··· Listed entries ···

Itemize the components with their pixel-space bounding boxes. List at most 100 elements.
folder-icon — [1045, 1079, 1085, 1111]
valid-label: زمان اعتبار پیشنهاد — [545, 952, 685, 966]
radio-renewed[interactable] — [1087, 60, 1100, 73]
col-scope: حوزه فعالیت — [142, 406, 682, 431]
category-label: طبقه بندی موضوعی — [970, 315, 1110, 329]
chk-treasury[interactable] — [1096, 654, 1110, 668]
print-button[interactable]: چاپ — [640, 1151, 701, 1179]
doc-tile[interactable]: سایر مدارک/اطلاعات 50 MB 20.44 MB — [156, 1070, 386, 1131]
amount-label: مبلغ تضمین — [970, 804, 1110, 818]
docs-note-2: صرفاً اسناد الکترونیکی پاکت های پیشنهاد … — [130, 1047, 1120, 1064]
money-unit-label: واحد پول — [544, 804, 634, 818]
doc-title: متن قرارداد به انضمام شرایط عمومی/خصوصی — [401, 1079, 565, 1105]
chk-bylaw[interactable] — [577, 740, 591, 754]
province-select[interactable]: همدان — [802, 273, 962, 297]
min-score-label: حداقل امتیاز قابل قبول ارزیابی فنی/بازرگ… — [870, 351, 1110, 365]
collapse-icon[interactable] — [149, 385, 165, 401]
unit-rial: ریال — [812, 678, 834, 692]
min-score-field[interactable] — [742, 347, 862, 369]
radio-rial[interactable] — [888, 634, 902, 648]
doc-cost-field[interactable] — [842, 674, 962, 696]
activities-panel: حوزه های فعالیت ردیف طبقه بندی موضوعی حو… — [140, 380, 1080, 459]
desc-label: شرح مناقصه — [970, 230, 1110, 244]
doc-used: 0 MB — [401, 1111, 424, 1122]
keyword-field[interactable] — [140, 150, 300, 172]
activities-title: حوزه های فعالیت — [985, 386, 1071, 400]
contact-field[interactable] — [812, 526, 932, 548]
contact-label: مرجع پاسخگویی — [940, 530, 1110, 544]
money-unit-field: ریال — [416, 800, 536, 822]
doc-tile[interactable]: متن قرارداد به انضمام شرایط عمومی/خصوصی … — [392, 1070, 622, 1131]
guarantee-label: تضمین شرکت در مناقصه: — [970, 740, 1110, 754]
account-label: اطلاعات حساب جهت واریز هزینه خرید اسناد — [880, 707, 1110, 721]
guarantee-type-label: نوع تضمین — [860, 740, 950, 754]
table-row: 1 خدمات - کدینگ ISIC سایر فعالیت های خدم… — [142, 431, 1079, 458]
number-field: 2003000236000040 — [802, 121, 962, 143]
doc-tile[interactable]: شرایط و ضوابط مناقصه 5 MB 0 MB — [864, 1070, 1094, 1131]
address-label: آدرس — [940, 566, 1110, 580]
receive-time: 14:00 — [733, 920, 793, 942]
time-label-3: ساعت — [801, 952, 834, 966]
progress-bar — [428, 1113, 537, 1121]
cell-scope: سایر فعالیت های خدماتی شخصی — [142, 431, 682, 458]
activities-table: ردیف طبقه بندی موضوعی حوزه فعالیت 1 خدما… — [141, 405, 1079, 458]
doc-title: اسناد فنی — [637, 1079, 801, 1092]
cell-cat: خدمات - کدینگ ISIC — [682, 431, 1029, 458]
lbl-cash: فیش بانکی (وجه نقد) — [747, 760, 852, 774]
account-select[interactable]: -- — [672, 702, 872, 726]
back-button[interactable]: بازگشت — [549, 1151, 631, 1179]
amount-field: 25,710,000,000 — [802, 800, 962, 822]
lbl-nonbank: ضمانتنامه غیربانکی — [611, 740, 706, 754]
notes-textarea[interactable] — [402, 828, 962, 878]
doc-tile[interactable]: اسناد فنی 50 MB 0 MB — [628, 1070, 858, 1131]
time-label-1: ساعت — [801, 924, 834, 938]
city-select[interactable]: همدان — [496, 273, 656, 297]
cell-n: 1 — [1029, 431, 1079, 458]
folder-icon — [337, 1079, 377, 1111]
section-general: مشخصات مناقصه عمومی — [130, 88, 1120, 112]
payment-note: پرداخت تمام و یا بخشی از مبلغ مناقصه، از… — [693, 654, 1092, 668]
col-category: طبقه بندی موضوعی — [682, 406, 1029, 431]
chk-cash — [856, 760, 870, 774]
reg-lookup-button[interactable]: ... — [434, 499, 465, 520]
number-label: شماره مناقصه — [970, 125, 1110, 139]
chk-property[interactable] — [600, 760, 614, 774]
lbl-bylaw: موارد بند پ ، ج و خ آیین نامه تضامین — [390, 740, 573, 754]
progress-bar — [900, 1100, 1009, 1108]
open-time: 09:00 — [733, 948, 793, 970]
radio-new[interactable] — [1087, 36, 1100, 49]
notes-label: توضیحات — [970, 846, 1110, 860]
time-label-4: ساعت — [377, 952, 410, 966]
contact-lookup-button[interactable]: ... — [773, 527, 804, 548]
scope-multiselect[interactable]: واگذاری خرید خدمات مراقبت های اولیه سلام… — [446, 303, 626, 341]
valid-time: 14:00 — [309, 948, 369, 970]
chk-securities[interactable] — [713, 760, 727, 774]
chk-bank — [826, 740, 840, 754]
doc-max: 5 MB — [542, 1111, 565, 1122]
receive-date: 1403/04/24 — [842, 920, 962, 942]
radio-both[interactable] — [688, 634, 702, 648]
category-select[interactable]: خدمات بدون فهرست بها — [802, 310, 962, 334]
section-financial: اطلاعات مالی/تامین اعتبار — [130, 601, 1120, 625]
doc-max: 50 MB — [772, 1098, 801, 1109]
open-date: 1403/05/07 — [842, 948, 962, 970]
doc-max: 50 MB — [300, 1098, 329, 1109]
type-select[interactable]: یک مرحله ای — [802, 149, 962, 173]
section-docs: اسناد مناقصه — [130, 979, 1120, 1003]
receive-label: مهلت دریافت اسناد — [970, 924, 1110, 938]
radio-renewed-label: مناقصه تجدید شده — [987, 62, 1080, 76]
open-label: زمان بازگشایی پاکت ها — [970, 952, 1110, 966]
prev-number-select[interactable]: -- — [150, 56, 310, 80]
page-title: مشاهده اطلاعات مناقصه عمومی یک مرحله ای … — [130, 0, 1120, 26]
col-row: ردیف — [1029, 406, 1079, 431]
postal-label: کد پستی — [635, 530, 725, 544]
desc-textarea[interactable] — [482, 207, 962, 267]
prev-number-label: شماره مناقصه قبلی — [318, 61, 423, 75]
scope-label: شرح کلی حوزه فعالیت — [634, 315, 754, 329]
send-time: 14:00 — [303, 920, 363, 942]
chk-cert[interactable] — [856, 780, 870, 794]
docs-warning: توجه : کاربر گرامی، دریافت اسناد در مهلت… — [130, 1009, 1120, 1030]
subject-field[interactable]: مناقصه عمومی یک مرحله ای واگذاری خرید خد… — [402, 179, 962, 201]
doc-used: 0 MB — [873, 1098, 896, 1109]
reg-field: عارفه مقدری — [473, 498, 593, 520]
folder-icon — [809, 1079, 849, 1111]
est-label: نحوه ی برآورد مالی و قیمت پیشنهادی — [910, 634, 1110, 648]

···

What is being asked: Copy out every line of the material above exactly as it stands.

Exercise answer:
Itemize the components with their pixel-space bounding boxes. List at most 100 elements.
folder-icon — [1045, 1079, 1085, 1111]
valid-label: زمان اعتبار پیشنهاد — [545, 952, 685, 966]
radio-renewed[interactable] — [1087, 60, 1100, 73]
col-scope: حوزه فعالیت — [142, 406, 682, 431]
category-label: طبقه بندی موضوعی — [970, 315, 1110, 329]
chk-treasury[interactable] — [1096, 654, 1110, 668]
print-button[interactable]: چاپ — [640, 1151, 701, 1179]
doc-tile[interactable]: سایر مدارک/اطلاعات 50 MB 20.44 MB — [156, 1070, 386, 1131]
amount-label: مبلغ تضمین — [970, 804, 1110, 818]
docs-note-2: صرفاً اسناد الکترونیکی پاکت های پیشنهاد … — [130, 1047, 1120, 1064]
money-unit-label: واحد پول — [544, 804, 634, 818]
doc-title: متن قرارداد به انضمام شرایط عمومی/خصوصی — [401, 1079, 565, 1105]
chk-bylaw[interactable] — [577, 740, 591, 754]
province-select[interactable]: همدان — [802, 273, 962, 297]
min-score-label: حداقل امتیاز قابل قبول ارزیابی فنی/بازرگ… — [870, 351, 1110, 365]
collapse-icon[interactable] — [149, 385, 165, 401]
unit-rial: ریال — [812, 678, 834, 692]
min-score-field[interactable] — [742, 347, 862, 369]
radio-rial[interactable] — [888, 634, 902, 648]
doc-cost-field[interactable] — [842, 674, 962, 696]
activities-panel: حوزه های فعالیت ردیف طبقه بندی موضوعی حو… — [140, 380, 1080, 459]
desc-label: شرح مناقصه — [970, 230, 1110, 244]
doc-used: 0 MB — [401, 1111, 424, 1122]
keyword-field[interactable] — [140, 150, 300, 172]
activities-title: حوزه های فعالیت — [985, 386, 1071, 400]
contact-field[interactable] — [812, 526, 932, 548]
contact-label: مرجع پاسخگویی — [940, 530, 1110, 544]
money-unit-field: ریال — [416, 800, 536, 822]
doc-tile[interactable]: متن قرارداد به انضمام شرایط عمومی/خصوصی … — [392, 1070, 622, 1131]
guarantee-label: تضمین شرکت در مناقصه: — [970, 740, 1110, 754]
account-label: اطلاعات حساب جهت واریز هزینه خرید اسناد — [880, 707, 1110, 721]
guarantee-type-label: نوع تضمین — [860, 740, 950, 754]
table-row: 1 خدمات - کدینگ ISIC سایر فعالیت های خدم… — [142, 431, 1079, 458]
number-field: 2003000236000040 — [802, 121, 962, 143]
doc-tile[interactable]: شرایط و ضوابط مناقصه 5 MB 0 MB — [864, 1070, 1094, 1131]
address-label: آدرس — [940, 566, 1110, 580]
receive-time: 14:00 — [733, 920, 793, 942]
time-label-3: ساعت — [801, 952, 834, 966]
progress-bar — [428, 1113, 537, 1121]
cell-scope: سایر فعالیت های خدماتی شخصی — [142, 431, 682, 458]
activities-table: ردیف طبقه بندی موضوعی حوزه فعالیت 1 خدما… — [141, 405, 1079, 458]
doc-title: اسناد فنی — [637, 1079, 801, 1092]
cell-cat: خدمات - کدینگ ISIC — [682, 431, 1029, 458]
lbl-cash: فیش بانکی (وجه نقد) — [747, 760, 852, 774]
account-select[interactable]: -- — [672, 702, 872, 726]
back-button[interactable]: بازگشت — [549, 1151, 631, 1179]
amount-field: 25,710,000,000 — [802, 800, 962, 822]
lbl-nonbank: ضمانتنامه غیربانکی — [611, 740, 706, 754]
notes-textarea[interactable] — [402, 828, 962, 878]
doc-tile[interactable]: اسناد فنی 50 MB 0 MB — [628, 1070, 858, 1131]
time-label-1: ساعت — [801, 924, 834, 938]
city-select[interactable]: همدان — [496, 273, 656, 297]
cell-n: 1 — [1029, 431, 1079, 458]
folder-icon — [337, 1079, 377, 1111]
section-general: مشخصات مناقصه عمومی — [130, 88, 1120, 112]
payment-note: پرداخت تمام و یا بخشی از مبلغ مناقصه، از… — [693, 654, 1092, 668]
col-category: طبقه بندی موضوعی — [682, 406, 1029, 431]
chk-cash — [856, 760, 870, 774]
reg-lookup-button[interactable]: ... — [434, 499, 465, 520]
number-label: شماره مناقصه — [970, 125, 1110, 139]
chk-property[interactable] — [600, 760, 614, 774]
lbl-bylaw: موارد بند پ ، ج و خ آیین نامه تضامین — [390, 740, 573, 754]
progress-bar — [900, 1100, 1009, 1108]
open-time: 09:00 — [733, 948, 793, 970]
radio-new[interactable] — [1087, 36, 1100, 49]
notes-label: توضیحات — [970, 846, 1110, 860]
time-label-4: ساعت — [377, 952, 410, 966]
contact-lookup-button[interactable]: ... — [773, 527, 804, 548]
scope-multiselect[interactable]: واگذاری خرید خدمات مراقبت های اولیه سلام… — [446, 303, 626, 341]
valid-time: 14:00 — [309, 948, 369, 970]
chk-securities[interactable] — [713, 760, 727, 774]
chk-bank — [826, 740, 840, 754]
doc-max: 5 MB — [542, 1111, 565, 1122]
receive-date: 1403/04/24 — [842, 920, 962, 942]
radio-both[interactable] — [688, 634, 702, 648]
category-select[interactable]: خدمات بدون فهرست بها — [802, 310, 962, 334]
section-financial: اطلاعات مالی/تامین اعتبار — [130, 601, 1120, 625]
doc-max: 50 MB — [772, 1098, 801, 1109]
open-date: 1403/05/07 — [842, 948, 962, 970]
doc-max: 50 MB — [300, 1098, 329, 1109]
type-select[interactable]: یک مرحله ای — [802, 149, 962, 173]
section-docs: اسناد مناقصه — [130, 979, 1120, 1003]
receive-label: مهلت دریافت اسناد — [970, 924, 1110, 938]
radio-renewed-label: مناقصه تجدید شده — [987, 62, 1080, 76]
open-label: زمان بازگشایی پاکت ها — [970, 952, 1110, 966]
prev-number-select[interactable]: -- — [150, 56, 310, 80]
page-title: مشاهده اطلاعات مناقصه عمومی یک مرحله ای … — [130, 0, 1120, 26]
col-row: ردیف — [1029, 406, 1079, 431]
postal-label: کد پستی — [635, 530, 725, 544]
desc-textarea[interactable] — [482, 207, 962, 267]
prev-number-label: شماره مناقصه قبلی — [318, 61, 423, 75]
scope-label: شرح کلی حوزه فعالیت — [634, 315, 754, 329]
send-time: 14:00 — [303, 920, 363, 942]
chk-cert[interactable] — [856, 780, 870, 794]
docs-warning: توجه : کاربر گرامی، دریافت اسناد در مهلت… — [130, 1009, 1120, 1030]
subject-field[interactable]: مناقصه عمومی یک مرحله ای واگذاری خرید خد… — [402, 179, 962, 201]
doc-used: 0 MB — [873, 1098, 896, 1109]
reg-field: عارفه مقدری — [473, 498, 593, 520]
folder-icon — [809, 1079, 849, 1111]
est-label: نحوه ی برآورد مالی و قیمت پیشنهادی — [910, 634, 1110, 648]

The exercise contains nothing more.